Exercise directions = Read the records below. Copy each line where the string "progress" occurs.

Records =
<<<<
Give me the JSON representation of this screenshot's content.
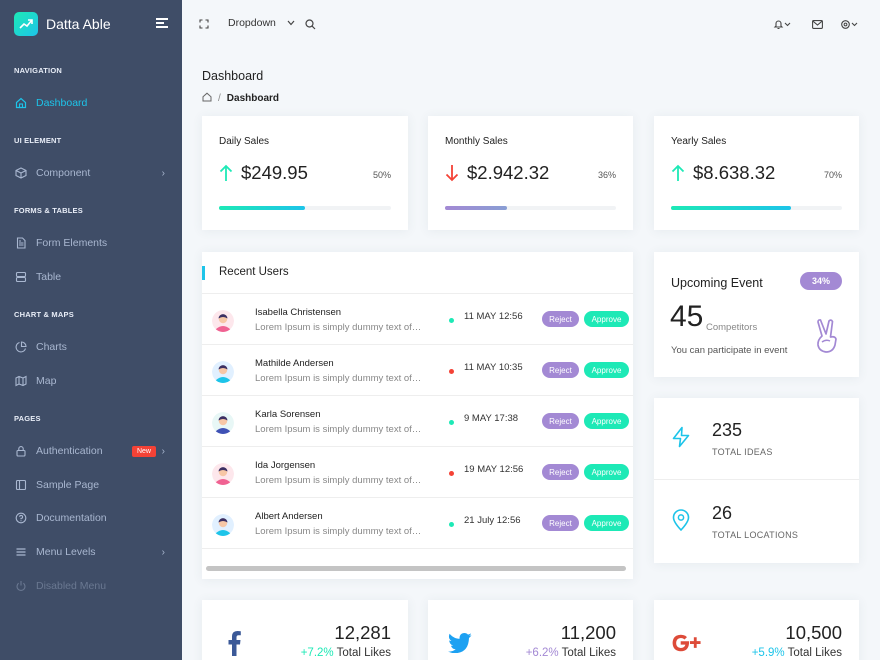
{
  "app": {
    "brand": "Datta Able"
  },
  "colors": {
    "sidebar": "#3f4d67",
    "accent": "#1dc4e9",
    "green": "#1de9b6",
    "purple": "#a389d4",
    "red": "#f44236"
  },
  "sidebar": {
    "sections": [
      "NAVIGATION",
      "UI ELEMENT",
      "FORMS & TABLES",
      "CHART & MAPS",
      "PAGES"
    ],
    "items": [
      {
        "label": "Dashboard",
        "icon": "home-icon"
      },
      {
        "label": "Component",
        "icon": "box-icon"
      },
      {
        "label": "Form Elements",
        "icon": "file-icon"
      },
      {
        "label": "Table",
        "icon": "server-icon"
      },
      {
        "label": "Charts",
        "icon": "pie-chart-icon"
      },
      {
        "label": "Map",
        "icon": "map-icon"
      },
      {
        "label": "Authentication",
        "icon": "lock-icon",
        "badge": "New"
      },
      {
        "label": "Sample Page",
        "icon": "sidebar-icon"
      },
      {
        "label": "Documentation",
        "icon": "help-icon"
      },
      {
        "label": "Menu Levels",
        "icon": "menu-icon"
      },
      {
        "label": "Disabled Menu",
        "icon": "power-icon"
      }
    ]
  },
  "header": {
    "dropdown_label": "Dropdown"
  },
  "page": {
    "title": "Dashboard",
    "breadcrumb_current": "Dashboard"
  },
  "stats": [
    {
      "title": "Daily Sales",
      "value": "$249.95",
      "percent": "50%",
      "progress": 0.5,
      "direction": "up"
    },
    {
      "title": "Monthly Sales",
      "value": "$2.942.32",
      "percent": "36%",
      "progress": 0.36,
      "direction": "down"
    },
    {
      "title": "Yearly Sales",
      "value": "$8.638.32",
      "percent": "70%",
      "progress": 0.7,
      "direction": "up"
    }
  ],
  "recent_users": {
    "title": "Recent Users",
    "reject_label": "Reject",
    "approve_label": "Approve",
    "rows": [
      {
        "name": "Isabella Christensen",
        "desc": "Lorem Ipsum is simply dummy text of…",
        "date": "11 MAY 12:56",
        "status": "green"
      },
      {
        "name": "Mathilde Andersen",
        "desc": "Lorem Ipsum is simply dummy text of…",
        "date": "11 MAY 10:35",
        "status": "red"
      },
      {
        "name": "Karla Sorensen",
        "desc": "Lorem Ipsum is simply dummy text of…",
        "date": "9 MAY 17:38",
        "status": "green"
      },
      {
        "name": "Ida Jorgensen",
        "desc": "Lorem Ipsum is simply dummy text of…",
        "date": "19 MAY 12:56",
        "status": "red"
      },
      {
        "name": "Albert Andersen",
        "desc": "Lorem Ipsum is simply dummy text of…",
        "date": "21 July 12:56",
        "status": "green"
      }
    ]
  },
  "event": {
    "title": "Upcoming Event",
    "badge": "34%",
    "count": "45",
    "count_label": "Competitors",
    "note": "You can participate in event"
  },
  "ideas": {
    "value": "235",
    "label": "TOTAL IDEAS"
  },
  "locations": {
    "value": "26",
    "label": "TOTAL LOCATIONS"
  },
  "social": [
    {
      "network": "facebook-icon",
      "value": "12,281",
      "change": "+7.2%",
      "label": "Total Likes"
    },
    {
      "network": "twitter-icon",
      "value": "11,200",
      "change": "+6.2%",
      "label": "Total Likes"
    },
    {
      "network": "google-plus-icon",
      "value": "10,500",
      "change": "+5.9%",
      "label": "Total Likes"
    }
  ]
}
>>>>
Response to this task =
      "progress": 0.5,
      "progress": 0.36,
      "progress": 0.7,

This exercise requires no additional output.